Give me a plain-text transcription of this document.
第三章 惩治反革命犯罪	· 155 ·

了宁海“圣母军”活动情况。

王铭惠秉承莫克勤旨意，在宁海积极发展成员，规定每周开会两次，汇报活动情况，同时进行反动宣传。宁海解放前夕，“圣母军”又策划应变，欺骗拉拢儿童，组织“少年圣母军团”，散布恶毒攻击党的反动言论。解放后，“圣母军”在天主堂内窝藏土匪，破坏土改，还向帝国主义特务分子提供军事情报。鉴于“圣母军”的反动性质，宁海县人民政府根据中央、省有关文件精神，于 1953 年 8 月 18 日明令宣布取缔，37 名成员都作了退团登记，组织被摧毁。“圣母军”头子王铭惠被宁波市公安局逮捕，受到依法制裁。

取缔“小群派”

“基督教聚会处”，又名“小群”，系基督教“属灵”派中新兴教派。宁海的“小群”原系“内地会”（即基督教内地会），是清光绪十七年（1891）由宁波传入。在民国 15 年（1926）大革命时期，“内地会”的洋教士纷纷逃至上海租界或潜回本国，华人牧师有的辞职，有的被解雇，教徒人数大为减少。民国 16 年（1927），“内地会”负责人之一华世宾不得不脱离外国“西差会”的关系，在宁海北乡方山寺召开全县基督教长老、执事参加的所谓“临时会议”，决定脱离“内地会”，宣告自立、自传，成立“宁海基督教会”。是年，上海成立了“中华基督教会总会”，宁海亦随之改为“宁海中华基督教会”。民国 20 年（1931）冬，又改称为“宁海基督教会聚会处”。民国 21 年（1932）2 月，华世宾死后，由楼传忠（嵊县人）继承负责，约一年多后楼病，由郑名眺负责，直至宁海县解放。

___

Retype the listing exactly, in full.

• **SOLUTION TO THIS TASK**:
Give me a plain-text transcription of this document.
第三章 惩治反革命犯罪	· 155 ·

了宁海“圣母军”活动情况。

王铭惠秉承莫克勤旨意，在宁海积极发展成员，规定每周开会两次，汇报活动情况，同时进行反动宣传。宁海解放前夕，“圣母军”又策划应变，欺骗拉拢儿童，组织“少年圣母军团”，散布恶毒攻击党的反动言论。解放后，“圣母军”在天主堂内窝藏土匪，破坏土改，还向帝国主义特务分子提供军事情报。鉴于“圣母军”的反动性质，宁海县人民政府根据中央、省有关文件精神，于 1953 年 8 月 18 日明令宣布取缔，37 名成员都作了退团登记，组织被摧毁。“圣母军”头子王铭惠被宁波市公安局逮捕，受到依法制裁。

取缔“小群派”

“基督教聚会处”，又名“小群”，系基督教“属灵”派中新兴教派。宁海的“小群”原系“内地会”（即基督教内地会），是清光绪十七年（1891）由宁波传入。在民国 15 年（1926）大革命时期，“内地会”的洋教士纷纷逃至上海租界或潜回本国，华人牧师有的辞职，有的被解雇，教徒人数大为减少。民国 16 年（1927），“内地会”负责人之一华世宾不得不脱离外国“西差会”的关系，在宁海北乡方山寺召开全县基督教长老、执事参加的所谓“临时会议”，决定脱离“内地会”，宣告自立、自传，成立“宁海基督教会”。是年，上海成立了“中华基督教会总会”，宁海亦随之改为“宁海中华基督教会”。民国 20 年（1931）冬，又改称为“宁海基督教会聚会处”。民国 21 年（1932）2 月，华世宾死后，由楼传忠（嵊县人）继承负责，约一年多后楼病，由郑名眺负责，直至宁海县解放。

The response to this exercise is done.